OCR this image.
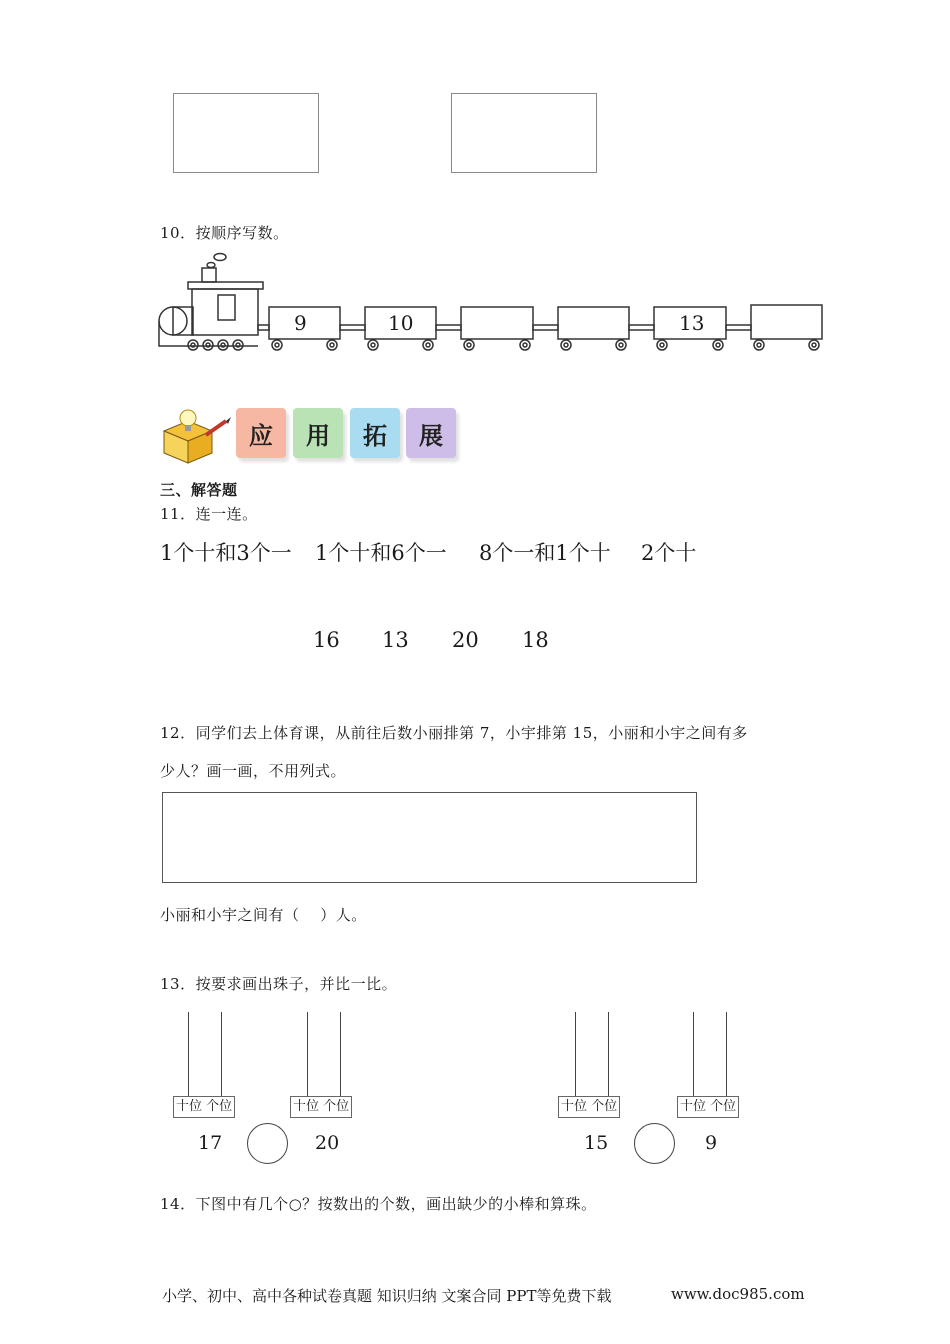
10．按顺序写数。
9	10	13
应	用	拓	展
三、解答题
11．连一连。
1个十和3个一 1个十和6个一 8个一和1个十 2个十
16 13 20 18
12．同学们去上体育课，从前往后数小丽排第 7，小宇排第 15，小丽和小宇之间有多
少人？画一画，不用列式。
小丽和小宇之间有（　 ）人。
13．按要求画出珠子，并比一比。
十位 个位
17
十位 个位
20
十位 个位
15
十位 个位
9
14．下图中有几个○？按数出的个数，画出缺少的小棒和算珠。
小学、初中、高中各种试卷真题 知识归纳 文案合同 PPT等免费下载	www.doc985.com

- - - - -

_EXERCISE BRIEF_
Reproduce every record word for word. The copy must contain no pictures.

_SOLUTION BELOW_
OCR this image.
10．按顺序写数。
9	10	13
应	用	拓	展
三、解答题
11．连一连。
1个十和3个一 1个十和6个一 8个一和1个十 2个十
16 13 20 18
12．同学们去上体育课，从前往后数小丽排第 7，小宇排第 15，小丽和小宇之间有多
少人？画一画，不用列式。
小丽和小宇之间有（　 ）人。
13．按要求画出珠子，并比一比。
十位 个位
17
十位 个位
20
十位 个位
15
十位 个位
9
14．下图中有几个○？按数出的个数，画出缺少的小棒和算珠。
小学、初中、高中各种试卷真题 知识归纳 文案合同 PPT等免费下载	www.doc985.com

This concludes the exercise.